DESCRIPTION OF THE TASK:
In the data below, locate each line with the word "Flor" and list it.

ENTRIES SUPPLIED:
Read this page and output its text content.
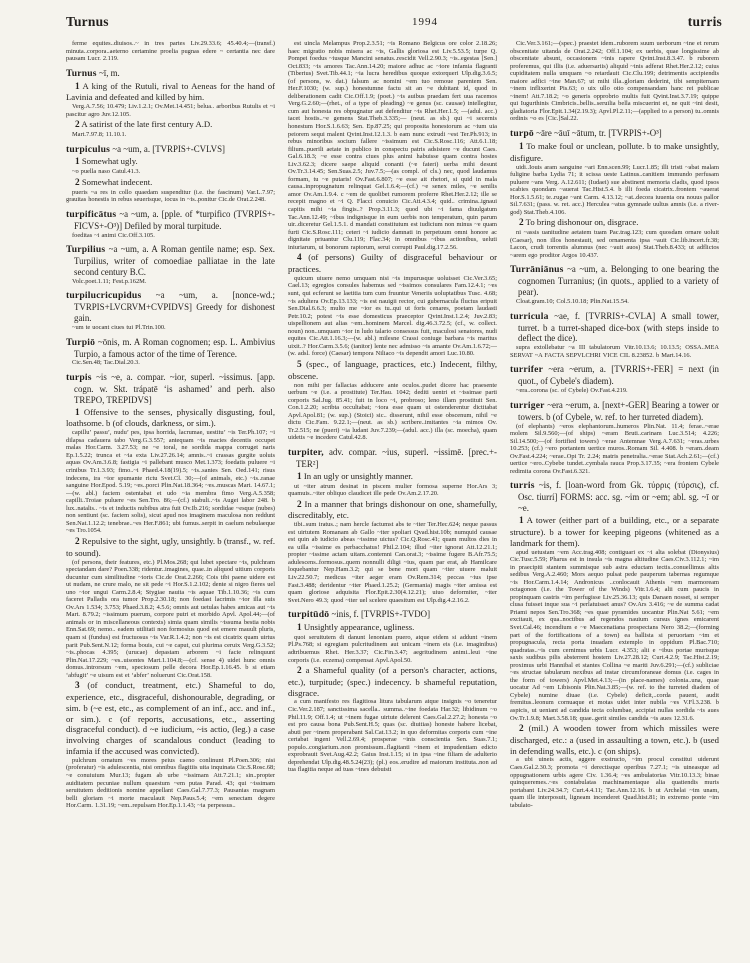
Turnus	1994	turris

ferme equites..diuisos..~ in tres partes Liv.29.33.6; 45.40.4;—(transf.) minuta..corpora..aeterno certamine proelia pugnas edere ~ certantia nec dare pausam Lucr. 2.119.

Turnus ~ī, m.

1 A king of the Rutuli, rival to Aeneas for the hand of Lavinia and defeated and killed by him.

Verg.A.7.56; 10.479; Liv.1.2.1; Ov.Met.14.451; belua.. arboribus Rutulis et ~i pascitur agro Juv.12.105.

2 A satirist of the late first century A.D.

Mart.7.97.8; 11.10.1.

turpiculus ~a ~um, a. [TVRPIS+-CVLVS]

1 Somewhat ugly.

~o puella naso Catul.41.3.

2 Somewhat indecent.

pueris ~a res in collo quaedam suspenditur (i.e. the fascinum) Var.L.7.97; grauitas honestis in rebus seuerisque, iocus in ~is..ponitur Cic.de Orat.2.248.

turpificātus ~a ~um, a. [pple. of *turpifico (TVRPIS+-FICVS+-O³)] Defiled by moral turpitude.

foeditas ~i animi Cic.Off.3.105.

Turpilius ~a ~um, a. A Roman gentile name; esp. Sex. Turpilius, writer of comoediae palliatae in the late second century B.C.

Volc.poet.1.11; Fest.p.162M.

turpilucricupidus ~a ~um, a. [nonce-wd.; TVRPIS+LVCRVM+CVPIDVS] Greedy for dishonest gain.

~um te uocant ciues tui Pl.Trin.100.

Turpiō ~ōnis, m. A Roman cognomen; esp. L. Ambivius Turpio, a famous actor of the time of Terence.

Cic.Sen.48; Tac.Dial.20.3.

turpis ~is ~e, a. compar. ~ior, superl. ~issimus. [app. cogn. w. Skt. trápatē ‘is ashamed’ and perh. also TREPO, TREPIDVS]

1 Offensive to the senses, physically disgusting, foul, loathsome. b (of clouds, darkness, or sim.).

capillu’ passu’, nudu’ pes, ipsa horrida, lacrumae, uestitu’ ~is Ter.Ph.107; ~i dilapsa cadauera tabo Verg.G.3.557; antequam ~is macies decentis occupet malas Hor.Carm. 3.27.53; ne ~e toral, ne sordida mappa corruget naris Ep.1.5.22; trunca et ~ia exta Liv.27.26.14; amnis..~i crassas gurgite uoluis aquas Ov.Am.3.6.8; fastigia ~i pallebant musco Met.1.373; foedatis puluere ~i crinibus Tr.1.3.93; fimo..~i Phaed.4.18(19).5; ~is..sanies Sen. Oed.141; risus indecens, ira ~ior spumante rictu Svet.Cl. 30;—(of animals, etc.) ~is..ranae sanguine Hor.Epod. 5.19; ~es..porci Plin.Nat.18.364; ~es..muscas Mart. 14.67.1;—(w. abl.) faciem ostentabat et udo ~ia membra fimo Verg.A.5.358; capilli..Troiae puluere ~es Sen.Tro. 86;—(cf.) stabuli..~is Augei labor 248. b lux..natalis.. ~is et inductis nubibus atra fuit Ov.Ib.216; sordidae ~esque (nubes) non sentiunt (sc. faciem solis), sicut apud nos imaginem maculosa non reddunt Sen.Nat.1.12.2; tenebrae..~es Her.F.861; ubi fumus..serpit in caelum nebulaeque ~es Tro.1054.

2 Repulsive to the sight, ugly, unsightly. b (transf., w. ref. to sound).

(of persons, their features, etc.) Pl.Mos.268; qui lubet spectare ~is, pulchram spectandam dare? Poen.338; ridentur..imagines, quae..in aliquod uitium corporis ducuntur cum similitudine ~ioris Cic.de Orat.2.266; Cois tibi paene uidere est ut nudam, ne crure malo, ne sit pede ~i Hor.S.1.2.102; dente si nigro fieres uel uno ~ior ungui Carm.2.8.4; Stygiae nauita ~is aquae Tib.1.10.36; ~is cum faceret Palladis ora tumor Prop.2.30.18; non foedast lacrimis ~ior illa suis Ov.Ars 1.534; 3.753; Phaed.3.8.2; 4.5.6; omnis aut uetulas habes amicas aut ~is Mart. 8.79.2; ~issimum puerum, corpore putri et morbido Apvl. Apol.44;—(of animals or in miscellaneous contexts) simia quam similis ~issuma bestia nobis Enn.Sat.69; nemo.. eadem utilitati non formosius quod est emere mauult pluris, quam si (fundus) est fructuosus ~is Var.R.1.4.2; non ~is est cicatrix quam uirtus parit Pub.Sent.N.12; forma bouis, cui ~e caput, cui plurima ceruix Verg.G.3.52; ~is..phocas 4.395; (urucae) depastam arborem ~i facie relinquunt Plin.Nat.17.229; ~es..uisontes Mart.1.104.8;—(cf. sense 4) uidet hunc omnis domus..introrsum ~em, speciosum pelle decora Hor.Ep.1.16.45. b si etiam ‘abfugit’ ~e uisum est et ‘abfer’ noluerunt Cic.Orat.158.

3 (of conduct, treatment, etc.) Shameful to do, experience, etc., disgraceful, dishonourable, degrading, or sim. b (~e est, etc., as complement of an inf., acc. and inf., or sim.). c (of reports, accusations, etc., asserting disgraceful conduct). d ~e iudicium, ~is actio, (leg.) a case involving charges of scandalous conduct (leading to infamia if the accused was convicted).

pulchrum ornatum ~es mores peius caeno conlinunt Pl.Poen.306; nisi (proferatur) ~is adulescentia, nisi omnibus flagitiis uita inquinata Cic.S.Rosc.68; ~e conuiuium Mur.13; fugam ab urbe ~issimam Att.7.21.1; sin..propter auiditatem pecuniae nullum quaestum ~em putas Parad. 43; qui ~issimam seruitutem deditionis nomine appellant Caes.Gal.7.77.3; Pausanias magnam belli gloriam ~i morte maculauit Nep.Paus.5.4; ~em senectam degere Hor.Carm. 1.31.19; ~em..repulsam Hor.Ep.1.1.43; ~ia perpessus..

est uincla Melampus Prop.2.3.51; ~is Romano Belgicus ore color 2.18.26; haec migratio nobis misera ac ~is, Gallis gloriosa est Liv.5.53.5; turpe Q. Pompei foedus ~iusque Mancini senatus..rescidit Vell.2.90.3; ~is..egestas [Sen.] Oct.833; ~is amores Tac.Ann.14.20; maiore adhuc ac ~iore infamia flagranti (Tiberius) Svet.Tib.44.1; ~ia lucra heredibus quoque extorqueri Ulp.dig.3.6.5; (of persons, w. dat.) falsum ac nomini ~em tuo remoue parentem Sen. Her.F.1030; (w. sup.) honestumne factu sit an ~e dubitant id, quod in deliberationem cadit Cic.Off.1.9; (poet.) ~is auibus praedam fert uua racemos Verg.G.2.60;—(rhet., of a type of pleading) ~e genus (sc. causae) intellegitur, cum aut honesta res obpugnatur aut defenditur ~is Rhet.Her.1.5; —(adul. acc.) iacet hostis..~e gemens Stat.Theb.3.335;— (neut. as sb.) qui ~i secernis honestum Hor.S.1.6.63; Sen. Ep.87.25; qui proposita honestorum ac ~ium uia peiorem sequi malent Qvint.Inst.12.1.3. b eam nunc extrudi ~est Ter.Ph.913; in rebus minoribus socium fallere ~issimum est Cic.S.Rosc.116; Att.6.1.18; filium..puerili aetate in publico in conspectu patris adsistere ~e ducunt Caes. Gal.6.18.3; ~e esse contra ciues plus animi habuisse quam contra hostes Liv.3.62.3; dicere saepe aliquid conanti (~e fateri) uerba mihi desunt Ov.Tr.3.14.45; Sen.Suas.2.5; Juv.7.5;—(as compl. of cls.) nec, quod laudamus formam, tu ~e putaris! Ov.Fast.6.807; ~e esse ait rhetori, si quid in mala causa..inpropugnatum relinquat Gel.1.6.4;—(cf.) ~e senex miles, ~e senilis amor Ov.Am.1.9.4. c ~em de quolibet rumorem proferre Rhet.Her.2.12; ille se recepit magno et ~i Q. Flacci conuicio Cic.Att.4.3.4; quid.. crimina..ignaui capitis mihi ~ia fingis..? Prop.3.11.3; quod ubi ~i fama diuulgatum Tac.Ann.12.49; ~ibus indignisque in eum uerbis non temperatum, quin parum uir..diceretur Gel.1.5.1. d mandati constitutum est iudicium non minus ~e quam furti Cic.S.Rosc.111; ceteri ~i iudicio damnati in perpetuum omni honore ac dignitate priuantur Clu.119; Flac.34; in omnibus ~ibus actionibus, ueluti iniuriarum, ui bonorum raptorum, serui corrupti Paul.dig.17.2.56.

4 (of persons) Guilty of disgraceful behaviour or practices.

quicum uiuere nemo umquam nisi ~is impurusque uoluisset Cic.Ver.3.65; Cael.13; egregios consules habemus sed ~issimos consulares Fam.12.4.1; ~es sunt, qui ecferunt se laetitia tum cum fruuntur Veneriis uoluptatibus Tusc. 4.68; ~is adultera Ov.Ep.13.133; ~is est nauigii rector, cui gubernacula fluctus eripuit Sen.Dial.6.6.3; multo me ~ior es tu..qui ut foris cenares, poetam laudasti Petr.10.2; potest ~is esse domesticus praeceptor Qvint.Inst.1.2.4; Juv.2.83; uispellionem aut alias ~em..hominem Marcel. dig.46.3.72.5; (cf., w. collect. noun) non..umquam ~ior in ludo talario consessus fuit, maculosi senatores, nudi equites Cic.Att.1.16.3;—(w. abl.) milesne Crassi coniuge barbara ~is maritus uixit..? Hor.Carm.3.5.6; (ianitor) lente nec admisso ~is amante Ov.Am.1.6.72;—(w. adsl. force) (Caesar) tempora Niliaco ~is dependit amori Luc.10.80.

5 (spec., of language, practices, etc.) Indecent, filthy, obscene.

non mihi per fallacias adducere ante oculos..pudet dicere hac praesente uerbum ~e (i.e. a prostitute) Ter.Hau. 1042; dediti uentri et ~issimae parti corporis Sal.Jug. 85.41; fuit in loco ~i, probroso; leno illam prostituit Sen. Con.1.2.20; scribta occultabat; ~iora esse quam ut ostenderentur dictitabat Apvl.Apol.81; (w. sup.) (Stoici) sic.. disserunt, nihil esse obscenum, nihil ~e dictu Cic.Fam. 9.22.1;—(neut. as sb.) scribere..imitantes ~ia mimos Ov. Tr.2.515; ne (pueri) ~ia ludant Juv.7.239;—(adul. acc.) illa (sc. moecha), quam uidetis ~e incedere Catul.42.8.

turpiter, adv. compar. ~ius, superl. ~issimē. [prec.+-TER²]

1 In an ugly or unsightly manner.

ut ~iter atrum desinat in piscem mulier formosa superne Hor.Ars 3; quamuis..~iter obliquo claudicet ille pede Ov.Am.2.17.20.

2 In a manner that brings dishonour on one, shamefully, discreditably, etc.

tibi..sum iratus..; nam hercle factumst abs te ~iter Ter.Hec.624; neque passus est uirtutem Romanam ab Gallo ~iter spoliari Qvad.hist.10b; numquid causae est quin ab iudicio abeas ~issime uictus? Cic.Q.Rosc.41; quam multos dies in ea uilla ~issime es perbacchatus! Phil.2.104; illud ~iter ignorat Att.12.21.1; propter ~issime actam uitam..contemni Can.orat.3; ~issime fugere B.Afr.75.5; adulescens..formosus..quem nonnulli diligi ~ius, quam par erat, ab Hamilcare loquebantur Nep.Ham.3.2; qui se bene mori quam ~iter uiuere maluit Liv.22.50.7; medicus ~iter aeger eram Ov.Rem.314; peccas ~ius ipse Fast.3.488; deridentur ~iter Phaed.1.25.2; (Germania) magis ~iter amissa est quam gloriose adquisita Flor.Epit.2.30(4.12.21); uiuo deformiter, ~iter Svet.Nero 49.3; quod ~iter uel scelere quaesitum est Ulp.dig.4.2.16.2.

turpitūdō ~inis, f. [TVRPIS+-TVDO]

1 Unsightly appearance, ugliness.

quoi seruitutem di danunt lenoniam puero, atque eidem si addunt ~inem Pl.Ps.768; si egregiam pulcritudinem aut unicam ~inem eis (i.e. imaginibus) adtribuemus Rhet. Her.3.37; Cic.Fin.3.47; aegritudinem animi..leui ~ine corporis (i.e. eczema) compensat Apvl.Apol.50.

2 a Shameful quality (of a person's character, actions, etc.), turpitude; (spec.) indecency. b shameful reputation, disgrace.

a cum manifesto res flagitiosa litura tabularum atque insignis ~o teneretur Cic.Ver.2.187; sanctissima sacella.. summa..~ine foedata Har.32; libidinum ~o Phil.11.9; Off.1.4; ut ~inem fugae uirtute delerent Caes.Gal.2.27.2; honesta ~o est pro causa bona Pub.Sent.H.5; quas (sc. diuitias) honeste habere licebat, abuti per ~inem properabant Sal.Cat.13.2; in quo deformitas corporis cum ~ine certabat ingeni Vell.2.69.4; prosperae ~inis conscientia Sen. Suas.7.1; populo..congiarium..non promissum..flagitanti ~inem et impudentiam edicto exprobrauit Svet.Aug.42.2; Gaius Inst.1.15; si in ipsa ~ine filiam de adulterio deprehendat Ulp.dig.48.5.24(23); (pl.) eos..erudire ad maiorum instituta..non ad tua flagitia neque ad tuas ~ines debuisti

Cic.Ver.3.161;—(spec.) praestet idem..ruborem suum uerborum ~ine et rerum obscenitate uitanda de Orat.2.242; Off.1.104; ex uerbis, quae longissime ab obscenitate absunt, occasionem ~inis rapere Qvint.Inst.8.3.47. b ruborem proferemus, qui illis (i.e. aduersariis) aliquid ~inis adferat Rhet.Her.2.12; cuius cupiditatem nulla umquam ~o retardauit Cic.Clu.199; detrimentis accipiendis maiore adfici ~ine Man.67; ut mihi illa..gloriam dederint, tibi sempiternam ~inem inflixerint Pis.63; o uix ullo otio compensandam hanc rei publicae ~inem! Att.7.18.2; ~o generis opprobrio multis fuit Qvint.Inst.3.7.19; quippe qui Iugurthinis Cimbricis..bellis..seruilia bella miscuerint et, ne quit ~ini desit, gladiatoria Flor.Epit.1.34(2.19.3); Apvl.Pl.2.11;—(applied to a person) tu..omnis ordinis ~o es [Cic.]Sal.22.

turpō ~āre ~āuī ~ātum, tr. [TVRPIS+-O³]

1 To make foul or unclean, pollute. b to make unsightly, disfigure.

uidi..Iouis aram sanguine ~ari Enn.scen.99; Lucr.1.85; illi tristi ~abat malam fuligine barba Lydia 71; it scissa ueste Latinus..canitiem immundo perfusam puluere ~ans Verg. A.12.611; (Iudaei) sue abstinent memoria cladis, quod ipsos scabies quondam ~auerat Tac.Hist.5.4. b illi foeda cicatrix..frontem ~auerat Hor.S.1.5.61; te..rugae ~ant Carm. 4.13.12; ~at..decora iuuenta ora nouus pallor Sil.7.631; (pass. w. ret. acc.) Herculea ~atus gymnade uultus amnis (i.e. a river-god) Stat.Theb.4.106.

2 To bring dishonour on, disgrace.

ni ~assis uanitudine aetatem tuam Pac.trag.123; cum quosdam ornare uoluit (Caesar), non illos honestauit, sed ornamenta ipsa ~auit Cic.lib.incert.fr.38; Lacon, crudi torrentis alumnus (nec ~auit auos) Stat.Theb.8.433; ut adflictos ~arem ego proditor Argos 10.437.

Turrāniānus ~a ~um, a. Belonging to one bearing the cognomen Turranius; (in quots., applied to a variety of pear).

Cloat.gram.10; Col.5.10.18; Plin.Nat.15.54.

turricula ~ae, f. [TVRRIS+-CVLA] A small tower, turret. b a turret-shaped dice-box (with steps inside to deflect the dice).

supra extollebatur ~a III tabulatorum Vitr.10.13.6; 10.13.5; OSSA..MEA SERVAT ~A FACTA SEPVLCHRI VICE CIL 8.23852. b Mart.14.16.

turrifer ~era ~erum, a. [TVRRIS+-FER] = next (in quot., of Cybele's diadem).

~era..corona (sc. of Cybele) Ov.Fast.4.219.

turriger ~era ~erum, a. [next+-GER] Bearing a tower or towers. b (of Cybele, w. ref. to her turreted diadem).

(of elephants) ~eros elephantorum..humeros Plin.Nat. 11.4; ferae..~erae molem Sil.9.560;—(of ships) ~eram Bruti..carinam Luc.3.514; 4.226; Sil.14.500;—(of fortified towers) ~erae Antemnae Verg.A.7.631; ~eras..urbes 10.253; (cf.) ~ero portantem uertice muros..Romam Sil. 4.408. b ~eram..deam Ov.Fast.4.224; ~erae..Opi Tr. 2.24; matris penetralia..~erae Stat.Ach.2.61;—(cf.) uertice ~ero..Cybebe tundet..cymbala rauca Prop.3.17.35; ~era frontem Cybele redimita corona Ov.Fast.6.321.

turris ~is, f. [loan-word from Gk. τύρρις (τύρσις), cf. Osc. tiurrí] FORMS: acc. sg. ~im or ~em; abl. sg. ~ī or ~e.

1 A tower (either part of a building, etc., or a separate structure). b a tower for keeping pigeons (whitened as a landmark for them).

apud uetustam ~em Acc.trag.408; contiguari ex ~i alta solebat (Dionysius) Cic.Tusc.5.59; Pharus est in insula ~is magna altitudine Caes.Civ.3.112.1; ~im in praecipiti stantem summisque sub astra eductam tectis..conuellimus altis sedibus Verg.A.2.460; Mors aequo pulsat pede pauperum tabernas regumque ~is Hor.Carm.1.4.14; Andronicus ..conlocauit Athenis ~em marmoream octagonon (i.e. the Tower of the Winds) Vitr.1.6.4; alii cum paucis in propinquam castris ~im perfugisse Liv.25.36.13; quis Danaen nosset, si semper clusa fuisset inque sua ~i perlatuisset anus? Ov.Ars 3.416; ~e de summa cadat Priami nepos Sen.Tro.368; ~es quae pyramides uocantur Plin.Nat 5.61; ~em excitauit, ex qua..noctibus ad regendos nauium cursus ignes emicarent Svet.Cal.46; incendium e ~e Maecenatiana prospectans Nero 38.2;—(forming part of the fortifications of a town) ea ballista si peruortam ~im et propugnacula, recta porta inuadam extemplo in oppidum Pl.Bac.710; quadratas..~is cum cernimus urbis Lucr. 4.353; alii e ~ibus portae murisque saxis sudibus pilis absterrent hostem Liv.27.28.12; Curt.4.2.9; Tac.Hist.2.19; proximus urbi Hannibal et stantes Collina ~e mariti Juv.6.291;—(cf.) subliciae ~es structae tabularum nexibus ad instar circumforaneae domus (i.e. cages in the form of towers) Apvl.Met.4.13;—(in place-names) colonia..una, quae uocatur Ad ~em Libisonis Plin.Nat.3.85;—(w. ref. to the turreted diadem of Cybele) numine diuae (i.e. Cybele) deficit,..corda pauent, audit fremitus..leonum cornuaque et motas uidet inter nubila ~es V.Fl.3.238. b aspicis, ut ueniant ad candida tecta columbae, accipiat nullas sordida ~is aues Ov.Tr.1.9.8; Mart.3.58.18; quae..gerit similes candida ~is aues 12.31.6.

2 (mil.) A wooden tower from which missiles were discharged, etc.: a (used in assaulting a town, etc.). b (used in defending walls, etc.). c (on ships).

a ubi uineis actis, aggere exstructo, ~im procul constitui uiderunt Caes.Gal.2.30.3; promota ~i derectisque operibus 7.27.1; ~is uineasque ad oppugnationem urbis agere Civ. 1.36.4; ~es ambulatorias Vitr.10.13.3; binae quinqueremes..~es contabulatas machinamentaque alia quatiendis muris portabant Liv.24.34.7; Curt.4.4.11; Tac.Ann.12.16. b ut Archelai ~im unam, quam ille interposuit, ligneam incenderet Quad.hist.81; in extremo ponte ~im tabulato-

TASK RESULT:
tibi..sum iratus..; nam hercle factumst abs te ~iter Ter.Hec.624; neque passus est uirtutem Romanam ab Gallo ~iter spoliari Qvad.hist.10b; numquid causae est quin ab iudicio abeas ~issime uictus? Cic.Q.Rosc.41; quam multos dies in ea uilla ~issime es perbacchatus! Phil.2.104; illud ~iter ignorat Att.12.21.1; propter ~issime actam uitam..contemni Can.orat.3; ~issime fugere B.Afr.75.5; adulescens..formosus..quem nonnulli diligi ~ius, quam par erat, ab Hamilcare loquebantur Nep.Ham.3.2; qui se bene mori quam ~iter uiuere maluit Liv.22.50.7; medicus ~iter aeger eram Ov.Rem.314; peccas ~ius ipse Fast.3.488; deridentur ~iter Phaed.1.25.2; (Germania) magis ~iter amissa est quam gloriose adquisita Flor.Epit.2.30(4.12.21); uiuo deformiter, ~iter Svet.Nero 49.3; quod ~iter uel scelere quaesitum est Ulp.dig.4.2.16.2.
Cic.Ver.3.161;—(spec.) praestet idem..ruborem suum uerborum ~ine et rerum obscenitate uitanda de Orat.2.242; Off.1.104; ex uerbis, quae longissime ab obscenitate absunt, occasionem ~inis rapere Qvint.Inst.8.3.47. b ruborem proferemus, qui illis (i.e. aduersariis) aliquid ~inis adferat Rhet.Her.2.12; cuius cupiditatem nulla umquam ~o retardauit Cic.Clu.199; detrimentis accipiendis maiore adfici ~ine Man.67; ut mihi illa..gloriam dederint, tibi sempiternam ~inem inflixerint Pis.63; o uix ullo otio compensandam hanc rei publicae ~inem! Att.7.18.2; ~o generis opprobrio multis fuit Qvint.Inst.3.7.19; quippe qui Iugurthinis Cimbricis..bellis..seruilia bella miscuerint et, ne quit ~ini desit, gladiatoria Flor.Epit.1.34(2.19.3); Apvl.Pl.2.11;—(applied to a person) tu..omnis ordinis ~o es [Cic.]Sal.22.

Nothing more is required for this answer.